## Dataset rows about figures

+ + +

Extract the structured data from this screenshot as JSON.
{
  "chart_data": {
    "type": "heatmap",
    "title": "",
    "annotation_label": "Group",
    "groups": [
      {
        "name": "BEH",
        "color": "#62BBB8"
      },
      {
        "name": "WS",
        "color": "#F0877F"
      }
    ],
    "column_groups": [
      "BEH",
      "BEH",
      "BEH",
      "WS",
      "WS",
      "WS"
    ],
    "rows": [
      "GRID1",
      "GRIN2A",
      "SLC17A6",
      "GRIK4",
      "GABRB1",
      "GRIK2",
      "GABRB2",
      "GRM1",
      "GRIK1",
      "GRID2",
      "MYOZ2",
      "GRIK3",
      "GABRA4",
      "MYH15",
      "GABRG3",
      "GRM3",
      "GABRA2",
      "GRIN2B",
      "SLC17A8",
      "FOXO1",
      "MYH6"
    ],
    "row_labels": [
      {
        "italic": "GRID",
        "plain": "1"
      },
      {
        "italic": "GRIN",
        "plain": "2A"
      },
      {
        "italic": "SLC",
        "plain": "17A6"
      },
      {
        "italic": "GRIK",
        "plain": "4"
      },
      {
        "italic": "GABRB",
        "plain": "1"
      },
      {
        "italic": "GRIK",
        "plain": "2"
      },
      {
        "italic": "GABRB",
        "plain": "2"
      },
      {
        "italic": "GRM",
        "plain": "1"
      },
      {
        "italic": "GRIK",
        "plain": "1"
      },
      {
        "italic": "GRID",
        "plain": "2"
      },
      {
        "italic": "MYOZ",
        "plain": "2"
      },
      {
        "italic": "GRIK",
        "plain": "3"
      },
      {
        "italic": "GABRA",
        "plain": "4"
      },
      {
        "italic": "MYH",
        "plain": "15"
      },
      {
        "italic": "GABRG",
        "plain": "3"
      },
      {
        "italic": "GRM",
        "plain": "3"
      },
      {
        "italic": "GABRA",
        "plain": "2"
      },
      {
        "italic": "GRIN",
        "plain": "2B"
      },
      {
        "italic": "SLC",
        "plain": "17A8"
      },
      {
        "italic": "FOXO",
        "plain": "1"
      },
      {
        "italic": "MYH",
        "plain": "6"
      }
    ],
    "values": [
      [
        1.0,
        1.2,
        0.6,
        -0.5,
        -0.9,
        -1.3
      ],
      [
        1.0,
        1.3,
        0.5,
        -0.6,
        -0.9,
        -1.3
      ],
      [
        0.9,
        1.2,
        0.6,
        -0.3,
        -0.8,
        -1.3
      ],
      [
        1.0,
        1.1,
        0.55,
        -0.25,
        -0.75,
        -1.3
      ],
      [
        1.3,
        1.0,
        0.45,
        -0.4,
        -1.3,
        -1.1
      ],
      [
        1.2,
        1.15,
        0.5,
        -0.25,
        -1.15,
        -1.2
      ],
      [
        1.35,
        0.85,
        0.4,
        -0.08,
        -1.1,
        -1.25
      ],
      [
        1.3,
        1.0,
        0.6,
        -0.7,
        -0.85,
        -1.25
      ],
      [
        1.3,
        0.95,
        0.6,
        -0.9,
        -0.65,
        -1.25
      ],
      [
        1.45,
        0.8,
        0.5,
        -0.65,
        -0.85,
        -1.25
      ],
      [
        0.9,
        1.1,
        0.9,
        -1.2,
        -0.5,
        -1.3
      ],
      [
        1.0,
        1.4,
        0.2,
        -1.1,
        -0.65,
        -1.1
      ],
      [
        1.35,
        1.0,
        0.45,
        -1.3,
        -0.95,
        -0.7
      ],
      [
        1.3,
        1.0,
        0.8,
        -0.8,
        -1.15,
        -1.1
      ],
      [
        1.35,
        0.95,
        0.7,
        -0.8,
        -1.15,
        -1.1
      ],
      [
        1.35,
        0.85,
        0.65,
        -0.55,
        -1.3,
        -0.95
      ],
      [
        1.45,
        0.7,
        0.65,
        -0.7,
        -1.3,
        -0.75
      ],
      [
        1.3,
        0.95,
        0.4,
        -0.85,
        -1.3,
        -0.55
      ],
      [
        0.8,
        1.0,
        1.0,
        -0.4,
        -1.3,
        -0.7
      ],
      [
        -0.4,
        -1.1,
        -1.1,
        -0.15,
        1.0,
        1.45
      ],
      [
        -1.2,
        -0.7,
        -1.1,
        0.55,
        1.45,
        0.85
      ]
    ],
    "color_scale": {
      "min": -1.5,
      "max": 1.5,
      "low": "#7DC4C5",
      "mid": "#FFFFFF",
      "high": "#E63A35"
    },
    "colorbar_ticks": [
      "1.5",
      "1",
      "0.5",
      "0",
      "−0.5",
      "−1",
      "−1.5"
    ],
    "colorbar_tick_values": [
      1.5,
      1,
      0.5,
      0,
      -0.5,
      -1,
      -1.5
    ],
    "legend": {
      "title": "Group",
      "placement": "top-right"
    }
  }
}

+ + +

## What is expected
Exactly as written above, please repeat the entries.

## Exercise answer
Extract the structured data from this screenshot as JSON.
{
  "chart_data": {
    "type": "heatmap",
    "title": "",
    "annotation_label": "Group",
    "groups": [
      {
        "name": "BEH",
        "color": "#62BBB8"
      },
      {
        "name": "WS",
        "color": "#F0877F"
      }
    ],
    "column_groups": [
      "BEH",
      "BEH",
      "BEH",
      "WS",
      "WS",
      "WS"
    ],
    "rows": [
      "GRID1",
      "GRIN2A",
      "SLC17A6",
      "GRIK4",
      "GABRB1",
      "GRIK2",
      "GABRB2",
      "GRM1",
      "GRIK1",
      "GRID2",
      "MYOZ2",
      "GRIK3",
      "GABRA4",
      "MYH15",
      "GABRG3",
      "GRM3",
      "GABRA2",
      "GRIN2B",
      "SLC17A8",
      "FOXO1",
      "MYH6"
    ],
    "row_labels": [
      {
        "italic": "GRID",
        "plain": "1"
      },
      {
        "italic": "GRIN",
        "plain": "2A"
      },
      {
        "italic": "SLC",
        "plain": "17A6"
      },
      {
        "italic": "GRIK",
        "plain": "4"
      },
      {
        "italic": "GABRB",
        "plain": "1"
      },
      {
        "italic": "GRIK",
        "plain": "2"
      },
      {
        "italic": "GABRB",
        "plain": "2"
      },
      {
        "italic": "GRM",
        "plain": "1"
      },
      {
        "italic": "GRIK",
        "plain": "1"
      },
      {
        "italic": "GRID",
        "plain": "2"
      },
      {
        "italic": "MYOZ",
        "plain": "2"
      },
      {
        "italic": "GRIK",
        "plain": "3"
      },
      {
        "italic": "GABRA",
        "plain": "4"
      },
      {
        "italic": "MYH",
        "plain": "15"
      },
      {
        "italic": "GABRG",
        "plain": "3"
      },
      {
        "italic": "GRM",
        "plain": "3"
      },
      {
        "italic": "GABRA",
        "plain": "2"
      },
      {
        "italic": "GRIN",
        "plain": "2B"
      },
      {
        "italic": "SLC",
        "plain": "17A8"
      },
      {
        "italic": "FOXO",
        "plain": "1"
      },
      {
        "italic": "MYH",
        "plain": "6"
      }
    ],
    "values": [
      [
        1.0,
        1.2,
        0.6,
        -0.5,
        -0.9,
        -1.3
      ],
      [
        1.0,
        1.3,
        0.5,
        -0.6,
        -0.9,
        -1.3
      ],
      [
        0.9,
        1.2,
        0.6,
        -0.3,
        -0.8,
        -1.3
      ],
      [
        1.0,
        1.1,
        0.55,
        -0.25,
        -0.75,
        -1.3
      ],
      [
        1.3,
        1.0,
        0.45,
        -0.4,
        -1.3,
        -1.1
      ],
      [
        1.2,
        1.15,
        0.5,
        -0.25,
        -1.15,
        -1.2
      ],
      [
        1.35,
        0.85,
        0.4,
        -0.08,
        -1.1,
        -1.25
      ],
      [
        1.3,
        1.0,
        0.6,
        -0.7,
        -0.85,
        -1.25
      ],
      [
        1.3,
        0.95,
        0.6,
        -0.9,
        -0.65,
        -1.25
      ],
      [
        1.45,
        0.8,
        0.5,
        -0.65,
        -0.85,
        -1.25
      ],
      [
        0.9,
        1.1,
        0.9,
        -1.2,
        -0.5,
        -1.3
      ],
      [
        1.0,
        1.4,
        0.2,
        -1.1,
        -0.65,
        -1.1
      ],
      [
        1.35,
        1.0,
        0.45,
        -1.3,
        -0.95,
        -0.7
      ],
      [
        1.3,
        1.0,
        0.8,
        -0.8,
        -1.15,
        -1.1
      ],
      [
        1.35,
        0.95,
        0.7,
        -0.8,
        -1.15,
        -1.1
      ],
      [
        1.35,
        0.85,
        0.65,
        -0.55,
        -1.3,
        -0.95
      ],
      [
        1.45,
        0.7,
        0.65,
        -0.7,
        -1.3,
        -0.75
      ],
      [
        1.3,
        0.95,
        0.4,
        -0.85,
        -1.3,
        -0.55
      ],
      [
        0.8,
        1.0,
        1.0,
        -0.4,
        -1.3,
        -0.7
      ],
      [
        -0.4,
        -1.1,
        -1.1,
        -0.15,
        1.0,
        1.45
      ],
      [
        -1.2,
        -0.7,
        -1.1,
        0.55,
        1.45,
        0.85
      ]
    ],
    "color_scale": {
      "min": -1.5,
      "max": 1.5,
      "low": "#7DC4C5",
      "mid": "#FFFFFF",
      "high": "#E63A35"
    },
    "colorbar_ticks": [
      "1.5",
      "1",
      "0.5",
      "0",
      "−0.5",
      "−1",
      "−1.5"
    ],
    "colorbar_tick_values": [
      1.5,
      1,
      0.5,
      0,
      -0.5,
      -1,
      -1.5
    ],
    "legend": {
      "title": "Group",
      "placement": "top-right"
    }
  }
}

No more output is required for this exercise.